__Challenge__
Render the lines of the source data as a JSON list of strings, one string per line and no blank lines, from the first line up to and including the line that contains "553, 1408, 564]". Leave out every other line.

__Source data__
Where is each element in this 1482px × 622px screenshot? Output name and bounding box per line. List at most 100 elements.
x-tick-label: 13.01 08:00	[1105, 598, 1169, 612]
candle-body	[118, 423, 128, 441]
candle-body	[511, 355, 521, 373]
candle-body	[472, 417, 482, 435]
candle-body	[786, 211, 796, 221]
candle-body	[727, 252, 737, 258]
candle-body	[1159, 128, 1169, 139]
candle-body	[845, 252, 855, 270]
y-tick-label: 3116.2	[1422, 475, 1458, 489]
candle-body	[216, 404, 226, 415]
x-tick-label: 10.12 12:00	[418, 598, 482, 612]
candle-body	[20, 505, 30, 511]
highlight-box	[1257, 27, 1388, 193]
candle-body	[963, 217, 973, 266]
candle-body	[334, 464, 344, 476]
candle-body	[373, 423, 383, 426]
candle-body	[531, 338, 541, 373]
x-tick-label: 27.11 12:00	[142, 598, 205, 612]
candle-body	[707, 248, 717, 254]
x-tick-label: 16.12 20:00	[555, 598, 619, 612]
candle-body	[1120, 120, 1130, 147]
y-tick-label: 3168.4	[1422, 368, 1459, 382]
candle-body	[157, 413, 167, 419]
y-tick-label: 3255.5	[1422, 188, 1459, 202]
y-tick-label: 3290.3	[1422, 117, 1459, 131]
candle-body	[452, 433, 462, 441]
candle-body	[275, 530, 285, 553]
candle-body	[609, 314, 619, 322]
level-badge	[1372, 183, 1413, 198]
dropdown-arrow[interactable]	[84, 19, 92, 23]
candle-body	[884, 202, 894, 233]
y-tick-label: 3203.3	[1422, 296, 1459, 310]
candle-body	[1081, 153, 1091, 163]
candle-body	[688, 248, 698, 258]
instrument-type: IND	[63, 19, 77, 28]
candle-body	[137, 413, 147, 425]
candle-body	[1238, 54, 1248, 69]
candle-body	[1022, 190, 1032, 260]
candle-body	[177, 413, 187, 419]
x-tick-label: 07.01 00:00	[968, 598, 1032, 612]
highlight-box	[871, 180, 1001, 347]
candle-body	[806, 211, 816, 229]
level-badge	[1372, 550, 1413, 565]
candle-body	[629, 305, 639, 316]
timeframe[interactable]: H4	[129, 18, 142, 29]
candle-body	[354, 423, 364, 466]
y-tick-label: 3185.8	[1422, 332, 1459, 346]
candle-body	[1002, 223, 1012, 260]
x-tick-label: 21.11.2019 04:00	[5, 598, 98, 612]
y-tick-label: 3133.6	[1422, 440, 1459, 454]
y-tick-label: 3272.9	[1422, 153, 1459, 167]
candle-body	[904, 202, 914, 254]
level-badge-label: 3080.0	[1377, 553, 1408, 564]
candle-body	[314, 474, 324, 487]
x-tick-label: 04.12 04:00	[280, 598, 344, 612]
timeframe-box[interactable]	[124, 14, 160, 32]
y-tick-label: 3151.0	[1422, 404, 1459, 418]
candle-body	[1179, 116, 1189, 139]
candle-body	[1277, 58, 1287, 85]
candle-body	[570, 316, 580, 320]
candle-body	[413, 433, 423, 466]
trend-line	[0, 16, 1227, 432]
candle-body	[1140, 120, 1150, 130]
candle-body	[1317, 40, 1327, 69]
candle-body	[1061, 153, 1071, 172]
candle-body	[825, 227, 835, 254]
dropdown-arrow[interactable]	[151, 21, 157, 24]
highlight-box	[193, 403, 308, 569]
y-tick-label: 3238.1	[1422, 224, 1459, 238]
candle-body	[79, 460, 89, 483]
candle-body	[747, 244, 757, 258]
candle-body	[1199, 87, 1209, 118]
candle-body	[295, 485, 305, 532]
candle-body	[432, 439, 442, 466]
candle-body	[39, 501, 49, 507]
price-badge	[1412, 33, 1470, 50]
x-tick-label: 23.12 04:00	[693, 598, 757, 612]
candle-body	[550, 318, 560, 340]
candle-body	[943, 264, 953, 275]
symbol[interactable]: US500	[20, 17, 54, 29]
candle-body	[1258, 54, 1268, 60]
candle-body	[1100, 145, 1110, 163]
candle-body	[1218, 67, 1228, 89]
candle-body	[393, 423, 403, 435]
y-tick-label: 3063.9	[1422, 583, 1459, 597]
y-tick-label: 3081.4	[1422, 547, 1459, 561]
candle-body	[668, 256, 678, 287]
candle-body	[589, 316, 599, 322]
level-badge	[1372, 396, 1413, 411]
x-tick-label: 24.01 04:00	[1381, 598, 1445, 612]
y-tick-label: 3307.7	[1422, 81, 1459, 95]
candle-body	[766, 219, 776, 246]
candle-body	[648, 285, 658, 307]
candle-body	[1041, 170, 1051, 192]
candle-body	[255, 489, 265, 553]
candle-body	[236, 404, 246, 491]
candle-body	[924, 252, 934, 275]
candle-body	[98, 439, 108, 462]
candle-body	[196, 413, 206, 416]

__Full response__
[
  "Where is each element in this 1482px × 622px screenshot? Output name and bounding box per line. List at most 100 elements.",
  "x-tick-label: 13.01 08:00\t[1105, 598, 1169, 612]",
  "candle-body\t[118, 423, 128, 441]",
  "candle-body\t[511, 355, 521, 373]",
  "candle-body\t[472, 417, 482, 435]",
  "candle-body\t[786, 211, 796, 221]",
  "candle-body\t[727, 252, 737, 258]",
  "candle-body\t[1159, 128, 1169, 139]",
  "candle-body\t[845, 252, 855, 270]",
  "y-tick-label: 3116.2\t[1422, 475, 1458, 489]",
  "candle-body\t[216, 404, 226, 415]",
  "x-tick-label: 10.12 12:00\t[418, 598, 482, 612]",
  "candle-body\t[20, 505, 30, 511]",
  "highlight-box\t[1257, 27, 1388, 193]",
  "candle-body\t[963, 217, 973, 266]",
  "candle-body\t[334, 464, 344, 476]",
  "candle-body\t[373, 423, 383, 426]",
  "candle-body\t[531, 338, 541, 373]",
  "x-tick-label: 27.11 12:00\t[142, 598, 205, 612]",
  "candle-body\t[707, 248, 717, 254]",
  "x-tick-label: 16.12 20:00\t[555, 598, 619, 612]",
  "candle-body\t[1120, 120, 1130, 147]",
  "y-tick-label: 3168.4\t[1422, 368, 1459, 382]",
  "candle-body\t[157, 413, 167, 419]",
  "y-tick-label: 3255.5\t[1422, 188, 1459, 202]",
  "y-tick-label: 3290.3\t[1422, 117, 1459, 131]",
  "candle-body\t[452, 433, 462, 441]",
  "candle-body\t[275, 530, 285, 553]",
  "candle-body\t[609, 314, 619, 322]",
  "level-badge\t[1372, 183, 1413, 198]",
  "dropdown-arrow[interactable]\t[84, 19, 92, 23]",
  "candle-body\t[884, 202, 894, 233]",
  "y-tick-label: 3203.3\t[1422, 296, 1459, 310]",
  "candle-body\t[1081, 153, 1091, 163]",
  "candle-body\t[688, 248, 698, 258]",
  "instrument-type: IND\t[63, 19, 77, 28]",
  "candle-body\t[137, 413, 147, 425]",
  "candle-body\t[1238, 54, 1248, 69]",
  "candle-body\t[1022, 190, 1032, 260]",
  "candle-body\t[177, 413, 187, 419]",
  "x-tick-label: 07.01 00:00\t[968, 598, 1032, 612]",
  "highlight-box\t[871, 180, 1001, 347]",
  "candle-body\t[806, 211, 816, 229]",
  "level-badge\t[1372, 550, 1413, 565]",
  "candle-body\t[629, 305, 639, 316]",
  "timeframe[interactable]: H4\t[129, 18, 142, 29]",
  "candle-body\t[354, 423, 364, 466]",
  "y-tick-label: 3185.8\t[1422, 332, 1459, 346]",
  "candle-body\t[1002, 223, 1012, 260]",
  "x-tick-label: 21.11.2019 04:00\t[5, 598, 98, 612]",
  "y-tick-label: 3133.6\t[1422, 440, 1459, 454]",
  "y-tick-label: 3272.9\t[1422, 153, 1459, 167]",
  "candle-body\t[904, 202, 914, 254]",
  "level-badge-label: 3080.0\t[1377, 553, 1408, 564]"
]